Work out how many lines hold the string "Convert". The answer is a single number, nothing more.

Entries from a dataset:
══════════
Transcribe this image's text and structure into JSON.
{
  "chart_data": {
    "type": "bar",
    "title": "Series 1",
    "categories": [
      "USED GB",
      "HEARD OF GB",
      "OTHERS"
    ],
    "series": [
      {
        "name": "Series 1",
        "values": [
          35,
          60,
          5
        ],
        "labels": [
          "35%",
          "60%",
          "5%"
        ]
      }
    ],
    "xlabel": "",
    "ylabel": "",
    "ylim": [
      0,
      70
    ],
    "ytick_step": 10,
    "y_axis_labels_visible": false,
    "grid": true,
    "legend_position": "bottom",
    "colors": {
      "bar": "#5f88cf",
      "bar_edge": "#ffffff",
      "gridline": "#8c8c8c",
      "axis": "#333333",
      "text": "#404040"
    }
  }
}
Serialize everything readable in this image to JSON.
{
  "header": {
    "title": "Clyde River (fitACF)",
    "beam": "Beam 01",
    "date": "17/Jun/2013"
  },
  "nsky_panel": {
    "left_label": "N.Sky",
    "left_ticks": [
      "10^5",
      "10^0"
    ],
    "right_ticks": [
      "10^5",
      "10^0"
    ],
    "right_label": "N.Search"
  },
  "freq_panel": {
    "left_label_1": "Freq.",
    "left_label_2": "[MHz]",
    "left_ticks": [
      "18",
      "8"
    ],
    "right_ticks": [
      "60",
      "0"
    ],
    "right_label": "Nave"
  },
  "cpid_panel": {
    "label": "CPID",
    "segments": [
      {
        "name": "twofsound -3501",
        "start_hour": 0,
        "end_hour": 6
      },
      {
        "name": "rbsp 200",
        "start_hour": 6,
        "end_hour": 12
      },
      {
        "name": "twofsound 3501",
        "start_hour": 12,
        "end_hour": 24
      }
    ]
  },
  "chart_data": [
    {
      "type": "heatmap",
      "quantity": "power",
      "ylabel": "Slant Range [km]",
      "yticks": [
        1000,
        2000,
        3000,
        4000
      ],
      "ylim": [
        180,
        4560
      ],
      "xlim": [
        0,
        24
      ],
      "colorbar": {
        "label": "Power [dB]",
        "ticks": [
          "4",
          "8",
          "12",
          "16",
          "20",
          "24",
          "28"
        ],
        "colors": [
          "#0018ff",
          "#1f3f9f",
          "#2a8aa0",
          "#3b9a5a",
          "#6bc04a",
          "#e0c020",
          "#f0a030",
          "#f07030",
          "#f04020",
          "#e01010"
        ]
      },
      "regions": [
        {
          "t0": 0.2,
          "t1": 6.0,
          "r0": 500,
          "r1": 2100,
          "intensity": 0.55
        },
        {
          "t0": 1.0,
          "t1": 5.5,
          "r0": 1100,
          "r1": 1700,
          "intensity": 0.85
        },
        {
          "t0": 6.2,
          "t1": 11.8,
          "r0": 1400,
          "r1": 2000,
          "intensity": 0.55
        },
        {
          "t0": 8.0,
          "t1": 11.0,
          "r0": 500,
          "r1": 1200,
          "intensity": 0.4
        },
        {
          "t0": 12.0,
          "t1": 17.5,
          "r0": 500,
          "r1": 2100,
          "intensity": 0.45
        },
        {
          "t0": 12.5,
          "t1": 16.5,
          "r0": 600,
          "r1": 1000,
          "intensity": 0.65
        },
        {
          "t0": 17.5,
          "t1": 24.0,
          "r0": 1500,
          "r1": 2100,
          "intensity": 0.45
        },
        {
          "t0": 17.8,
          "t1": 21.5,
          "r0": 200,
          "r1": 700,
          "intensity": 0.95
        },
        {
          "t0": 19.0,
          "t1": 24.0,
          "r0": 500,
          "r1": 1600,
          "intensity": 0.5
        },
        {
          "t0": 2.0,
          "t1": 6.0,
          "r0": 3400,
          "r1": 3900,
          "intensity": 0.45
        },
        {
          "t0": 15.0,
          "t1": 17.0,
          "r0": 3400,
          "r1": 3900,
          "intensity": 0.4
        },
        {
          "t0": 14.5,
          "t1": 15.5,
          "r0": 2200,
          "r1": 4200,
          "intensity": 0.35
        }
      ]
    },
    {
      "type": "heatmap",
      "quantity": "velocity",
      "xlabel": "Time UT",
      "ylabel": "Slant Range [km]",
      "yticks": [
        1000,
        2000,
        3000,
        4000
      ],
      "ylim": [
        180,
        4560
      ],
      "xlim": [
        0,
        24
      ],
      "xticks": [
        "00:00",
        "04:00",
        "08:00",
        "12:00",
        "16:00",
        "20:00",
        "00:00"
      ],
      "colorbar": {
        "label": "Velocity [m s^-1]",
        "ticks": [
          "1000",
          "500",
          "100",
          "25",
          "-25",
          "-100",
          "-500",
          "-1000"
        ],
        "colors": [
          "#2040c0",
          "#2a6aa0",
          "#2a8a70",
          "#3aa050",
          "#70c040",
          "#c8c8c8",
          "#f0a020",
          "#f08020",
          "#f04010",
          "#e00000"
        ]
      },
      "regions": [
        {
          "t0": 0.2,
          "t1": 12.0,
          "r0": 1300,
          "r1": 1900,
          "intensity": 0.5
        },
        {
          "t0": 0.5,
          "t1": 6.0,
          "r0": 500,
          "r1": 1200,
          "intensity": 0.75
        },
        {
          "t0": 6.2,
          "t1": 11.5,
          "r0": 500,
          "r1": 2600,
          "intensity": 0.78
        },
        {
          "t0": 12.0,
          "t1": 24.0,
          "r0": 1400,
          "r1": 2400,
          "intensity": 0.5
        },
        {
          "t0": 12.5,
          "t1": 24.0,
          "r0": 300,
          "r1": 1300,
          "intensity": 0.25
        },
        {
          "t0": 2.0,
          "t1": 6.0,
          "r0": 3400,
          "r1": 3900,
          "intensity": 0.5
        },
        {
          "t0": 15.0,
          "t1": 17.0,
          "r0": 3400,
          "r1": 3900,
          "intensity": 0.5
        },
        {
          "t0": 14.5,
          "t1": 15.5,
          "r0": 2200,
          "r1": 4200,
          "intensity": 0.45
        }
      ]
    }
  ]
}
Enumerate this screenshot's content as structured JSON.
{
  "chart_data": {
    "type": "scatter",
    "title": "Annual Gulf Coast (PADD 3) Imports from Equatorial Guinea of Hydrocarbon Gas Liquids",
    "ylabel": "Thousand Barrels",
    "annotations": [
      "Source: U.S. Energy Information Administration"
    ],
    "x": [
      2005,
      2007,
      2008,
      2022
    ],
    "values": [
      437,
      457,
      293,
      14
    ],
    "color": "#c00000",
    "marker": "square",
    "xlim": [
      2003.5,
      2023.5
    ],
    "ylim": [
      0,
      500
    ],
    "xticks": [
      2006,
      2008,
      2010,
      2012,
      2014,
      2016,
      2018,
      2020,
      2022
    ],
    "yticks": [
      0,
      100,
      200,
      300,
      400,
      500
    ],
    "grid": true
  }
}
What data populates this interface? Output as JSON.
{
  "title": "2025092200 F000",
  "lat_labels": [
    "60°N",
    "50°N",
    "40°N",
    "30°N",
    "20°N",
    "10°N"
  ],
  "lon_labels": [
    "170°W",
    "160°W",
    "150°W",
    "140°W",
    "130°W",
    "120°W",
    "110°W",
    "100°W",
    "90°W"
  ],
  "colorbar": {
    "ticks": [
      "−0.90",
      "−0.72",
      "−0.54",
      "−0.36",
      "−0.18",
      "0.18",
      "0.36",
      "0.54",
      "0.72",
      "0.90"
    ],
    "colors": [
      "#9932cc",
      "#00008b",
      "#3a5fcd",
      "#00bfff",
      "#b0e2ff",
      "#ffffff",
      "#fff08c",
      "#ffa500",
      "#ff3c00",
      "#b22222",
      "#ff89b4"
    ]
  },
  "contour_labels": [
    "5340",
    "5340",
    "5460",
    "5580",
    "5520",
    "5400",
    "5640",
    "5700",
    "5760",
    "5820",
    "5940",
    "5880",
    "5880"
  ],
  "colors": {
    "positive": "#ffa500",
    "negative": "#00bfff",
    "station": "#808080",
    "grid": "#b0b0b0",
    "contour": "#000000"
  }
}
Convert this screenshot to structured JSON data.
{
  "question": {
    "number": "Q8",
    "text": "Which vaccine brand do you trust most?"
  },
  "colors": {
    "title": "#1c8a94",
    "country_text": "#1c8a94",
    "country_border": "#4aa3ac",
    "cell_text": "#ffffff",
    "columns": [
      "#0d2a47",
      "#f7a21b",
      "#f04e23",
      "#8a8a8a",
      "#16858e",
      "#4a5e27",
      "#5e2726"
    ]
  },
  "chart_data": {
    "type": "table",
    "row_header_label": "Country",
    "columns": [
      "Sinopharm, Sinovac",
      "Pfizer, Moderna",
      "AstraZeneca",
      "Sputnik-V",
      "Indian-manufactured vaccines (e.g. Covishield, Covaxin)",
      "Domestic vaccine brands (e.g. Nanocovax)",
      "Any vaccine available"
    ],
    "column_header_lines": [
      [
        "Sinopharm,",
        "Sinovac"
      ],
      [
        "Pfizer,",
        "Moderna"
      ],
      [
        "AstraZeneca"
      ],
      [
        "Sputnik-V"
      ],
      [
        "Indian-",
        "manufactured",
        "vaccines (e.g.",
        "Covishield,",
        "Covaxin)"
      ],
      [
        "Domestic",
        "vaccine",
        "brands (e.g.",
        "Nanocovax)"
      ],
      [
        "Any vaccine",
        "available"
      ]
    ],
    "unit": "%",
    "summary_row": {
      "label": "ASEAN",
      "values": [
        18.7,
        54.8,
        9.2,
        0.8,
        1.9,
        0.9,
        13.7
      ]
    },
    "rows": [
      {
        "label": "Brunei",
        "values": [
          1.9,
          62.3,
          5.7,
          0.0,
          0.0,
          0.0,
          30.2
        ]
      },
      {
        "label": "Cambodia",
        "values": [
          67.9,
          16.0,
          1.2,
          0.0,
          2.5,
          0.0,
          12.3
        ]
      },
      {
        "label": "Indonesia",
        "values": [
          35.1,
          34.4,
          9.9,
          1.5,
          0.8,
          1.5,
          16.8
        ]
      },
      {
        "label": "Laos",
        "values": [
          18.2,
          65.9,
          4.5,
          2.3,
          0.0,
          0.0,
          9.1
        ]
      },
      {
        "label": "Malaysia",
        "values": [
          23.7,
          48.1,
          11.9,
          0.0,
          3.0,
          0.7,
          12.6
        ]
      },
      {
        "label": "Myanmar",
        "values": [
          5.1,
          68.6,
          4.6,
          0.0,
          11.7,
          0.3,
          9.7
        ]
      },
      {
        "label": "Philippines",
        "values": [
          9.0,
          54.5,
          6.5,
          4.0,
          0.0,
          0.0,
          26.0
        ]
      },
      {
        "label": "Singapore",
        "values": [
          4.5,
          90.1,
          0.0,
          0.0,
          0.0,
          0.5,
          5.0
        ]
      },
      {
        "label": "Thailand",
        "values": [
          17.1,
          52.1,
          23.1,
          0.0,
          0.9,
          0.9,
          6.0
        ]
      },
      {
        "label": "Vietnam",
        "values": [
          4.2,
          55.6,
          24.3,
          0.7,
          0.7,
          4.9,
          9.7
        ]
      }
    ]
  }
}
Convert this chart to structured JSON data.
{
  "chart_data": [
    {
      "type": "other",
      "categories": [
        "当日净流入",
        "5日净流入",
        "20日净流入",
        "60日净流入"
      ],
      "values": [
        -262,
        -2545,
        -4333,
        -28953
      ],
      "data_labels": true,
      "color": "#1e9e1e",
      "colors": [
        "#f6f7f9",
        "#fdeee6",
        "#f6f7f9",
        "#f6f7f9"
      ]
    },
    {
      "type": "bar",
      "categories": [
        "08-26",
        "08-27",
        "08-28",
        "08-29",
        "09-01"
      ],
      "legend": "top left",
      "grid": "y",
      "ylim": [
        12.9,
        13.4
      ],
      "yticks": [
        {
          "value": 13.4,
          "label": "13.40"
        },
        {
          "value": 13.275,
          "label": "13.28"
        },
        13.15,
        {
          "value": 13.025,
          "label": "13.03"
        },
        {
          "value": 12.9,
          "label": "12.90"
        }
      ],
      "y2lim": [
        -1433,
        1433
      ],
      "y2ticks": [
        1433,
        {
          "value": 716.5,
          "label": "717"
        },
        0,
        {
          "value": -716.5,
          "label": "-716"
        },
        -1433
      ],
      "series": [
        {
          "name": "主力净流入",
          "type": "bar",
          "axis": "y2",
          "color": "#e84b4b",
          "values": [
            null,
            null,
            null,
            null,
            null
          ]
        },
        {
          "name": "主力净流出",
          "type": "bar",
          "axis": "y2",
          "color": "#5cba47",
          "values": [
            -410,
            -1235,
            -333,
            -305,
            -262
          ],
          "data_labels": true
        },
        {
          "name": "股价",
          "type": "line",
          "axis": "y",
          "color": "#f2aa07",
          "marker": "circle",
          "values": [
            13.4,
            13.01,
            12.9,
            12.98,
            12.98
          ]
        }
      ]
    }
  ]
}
══════════
ANSWER FOR THE TASK: 2